Written request — Reproduce all entries precisely as they are written.

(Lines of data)
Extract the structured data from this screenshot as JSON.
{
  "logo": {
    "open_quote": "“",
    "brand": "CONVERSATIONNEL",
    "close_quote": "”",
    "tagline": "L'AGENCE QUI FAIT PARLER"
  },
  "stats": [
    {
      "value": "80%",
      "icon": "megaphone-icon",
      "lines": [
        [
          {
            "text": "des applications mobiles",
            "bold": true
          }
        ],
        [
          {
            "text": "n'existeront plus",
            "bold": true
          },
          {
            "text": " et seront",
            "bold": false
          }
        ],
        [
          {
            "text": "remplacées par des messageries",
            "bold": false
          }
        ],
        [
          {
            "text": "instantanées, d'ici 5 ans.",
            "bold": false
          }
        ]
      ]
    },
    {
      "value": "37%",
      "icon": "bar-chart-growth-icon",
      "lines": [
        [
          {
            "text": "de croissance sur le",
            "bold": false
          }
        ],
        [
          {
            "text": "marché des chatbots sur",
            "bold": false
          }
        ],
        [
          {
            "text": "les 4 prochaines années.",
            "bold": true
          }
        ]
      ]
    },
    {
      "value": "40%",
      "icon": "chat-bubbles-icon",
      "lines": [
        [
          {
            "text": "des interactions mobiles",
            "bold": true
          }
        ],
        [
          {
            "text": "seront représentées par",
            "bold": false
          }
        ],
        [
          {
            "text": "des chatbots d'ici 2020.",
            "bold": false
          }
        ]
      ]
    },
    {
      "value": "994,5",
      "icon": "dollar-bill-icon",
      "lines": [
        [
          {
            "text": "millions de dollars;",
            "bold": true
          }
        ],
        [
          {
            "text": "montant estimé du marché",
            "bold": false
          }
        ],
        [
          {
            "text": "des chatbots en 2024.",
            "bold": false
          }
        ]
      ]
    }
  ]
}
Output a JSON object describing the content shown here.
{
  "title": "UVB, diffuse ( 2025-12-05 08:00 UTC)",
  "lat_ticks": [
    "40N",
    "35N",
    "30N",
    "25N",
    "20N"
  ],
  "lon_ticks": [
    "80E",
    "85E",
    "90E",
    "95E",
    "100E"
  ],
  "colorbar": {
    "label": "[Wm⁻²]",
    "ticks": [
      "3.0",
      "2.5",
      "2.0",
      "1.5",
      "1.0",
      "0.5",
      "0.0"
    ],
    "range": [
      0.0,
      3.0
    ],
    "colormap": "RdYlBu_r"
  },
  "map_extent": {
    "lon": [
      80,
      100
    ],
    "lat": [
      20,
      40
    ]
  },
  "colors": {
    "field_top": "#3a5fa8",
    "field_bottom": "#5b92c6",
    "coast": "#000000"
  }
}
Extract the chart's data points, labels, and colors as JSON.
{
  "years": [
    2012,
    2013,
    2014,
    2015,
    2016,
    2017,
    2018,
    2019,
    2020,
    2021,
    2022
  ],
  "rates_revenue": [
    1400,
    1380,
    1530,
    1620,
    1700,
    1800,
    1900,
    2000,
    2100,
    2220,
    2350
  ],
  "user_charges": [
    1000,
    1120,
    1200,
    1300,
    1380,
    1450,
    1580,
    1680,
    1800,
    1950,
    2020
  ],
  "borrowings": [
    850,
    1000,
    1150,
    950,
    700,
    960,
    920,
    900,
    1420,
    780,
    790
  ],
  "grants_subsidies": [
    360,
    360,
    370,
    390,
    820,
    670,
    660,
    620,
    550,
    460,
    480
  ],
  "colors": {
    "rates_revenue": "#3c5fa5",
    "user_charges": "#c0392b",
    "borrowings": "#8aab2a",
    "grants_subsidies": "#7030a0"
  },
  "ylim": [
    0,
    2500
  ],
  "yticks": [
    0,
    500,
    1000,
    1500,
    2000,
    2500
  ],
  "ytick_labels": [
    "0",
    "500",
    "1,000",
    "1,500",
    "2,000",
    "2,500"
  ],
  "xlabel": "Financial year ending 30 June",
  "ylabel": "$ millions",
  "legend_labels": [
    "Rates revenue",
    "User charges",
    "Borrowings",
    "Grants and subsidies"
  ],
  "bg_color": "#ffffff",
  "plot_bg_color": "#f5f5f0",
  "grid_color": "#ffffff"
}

Expected output —
Extract the structured data from this screenshot as JSON.
{
  "logo": {
    "open_quote": "“",
    "brand": "CONVERSATIONNEL",
    "close_quote": "”",
    "tagline": "L'AGENCE QUI FAIT PARLER"
  },
  "stats": [
    {
      "value": "80%",
      "icon": "megaphone-icon",
      "lines": [
        [
          {
            "text": "des applications mobiles",
            "bold": true
          }
        ],
        [
          {
            "text": "n'existeront plus",
            "bold": true
          },
          {
            "text": " et seront",
            "bold": false
          }
        ],
        [
          {
            "text": "remplacées par des messageries",
            "bold": false
          }
        ],
        [
          {
            "text": "instantanées, d'ici 5 ans.",
            "bold": false
          }
        ]
      ]
    },
    {
      "value": "37%",
      "icon": "bar-chart-growth-icon",
      "lines": [
        [
          {
            "text": "de croissance sur le",
            "bold": false
          }
        ],
        [
          {
            "text": "marché des chatbots sur",
            "bold": false
          }
        ],
        [
          {
            "text": "les 4 prochaines années.",
            "bold": true
          }
        ]
      ]
    },
    {
      "value": "40%",
      "icon": "chat-bubbles-icon",
      "lines": [
        [
          {
            "text": "des interactions mobiles",
            "bold": true
          }
        ],
        [
          {
            "text": "seront représentées par",
            "bold": false
          }
        ],
        [
          {
            "text": "des chatbots d'ici 2020.",
            "bold": false
          }
        ]
      ]
    },
    {
      "value": "994,5",
      "icon": "dollar-bill-icon",
      "lines": [
        [
          {
            "text": "millions de dollars;",
            "bold": true
          }
        ],
        [
          {
            "text": "montant estimé du marché",
            "bold": false
          }
        ],
        [
          {
            "text": "des chatbots en 2024.",
            "bold": false
          }
        ]
      ]
    }
  ]
}
Output a JSON object describing the content shown here.
{
  "title": "UVB, diffuse ( 2025-12-05 08:00 UTC)",
  "lat_ticks": [
    "40N",
    "35N",
    "30N",
    "25N",
    "20N"
  ],
  "lon_ticks": [
    "80E",
    "85E",
    "90E",
    "95E",
    "100E"
  ],
  "colorbar": {
    "label": "[Wm⁻²]",
    "ticks": [
      "3.0",
      "2.5",
      "2.0",
      "1.5",
      "1.0",
      "0.5",
      "0.0"
    ],
    "range": [
      0.0,
      3.0
    ],
    "colormap": "RdYlBu_r"
  },
  "map_extent": {
    "lon": [
      80,
      100
    ],
    "lat": [
      20,
      40
    ]
  },
  "colors": {
    "field_top": "#3a5fa8",
    "field_bottom": "#5b92c6",
    "coast": "#000000"
  }
}
Extract the chart's data points, labels, and colors as JSON.
{
  "years": [
    2012,
    2013,
    2014,
    2015,
    2016,
    2017,
    2018,
    2019,
    2020,
    2021,
    2022
  ],
  "rates_revenue": [
    1400,
    1380,
    1530,
    1620,
    1700,
    1800,
    1900,
    2000,
    2100,
    2220,
    2350
  ],
  "user_charges": [
    1000,
    1120,
    1200,
    1300,
    1380,
    1450,
    1580,
    1680,
    1800,
    1950,
    2020
  ],
  "borrowings": [
    850,
    1000,
    1150,
    950,
    700,
    960,
    920,
    900,
    1420,
    780,
    790
  ],
  "grants_subsidies": [
    360,
    360,
    370,
    390,
    820,
    670,
    660,
    620,
    550,
    460,
    480
  ],
  "colors": {
    "rates_revenue": "#3c5fa5",
    "user_charges": "#c0392b",
    "borrowings": "#8aab2a",
    "grants_subsidies": "#7030a0"
  },
  "ylim": [
    0,
    2500
  ],
  "yticks": [
    0,
    500,
    1000,
    1500,
    2000,
    2500
  ],
  "ytick_labels": [
    "0",
    "500",
    "1,000",
    "1,500",
    "2,000",
    "2,500"
  ],
  "xlabel": "Financial year ending 30 June",
  "ylabel": "$ millions",
  "legend_labels": [
    "Rates revenue",
    "User charges",
    "Borrowings",
    "Grants and subsidies"
  ],
  "bg_color": "#ffffff",
  "plot_bg_color": "#f5f5f0",
  "grid_color": "#ffffff"
}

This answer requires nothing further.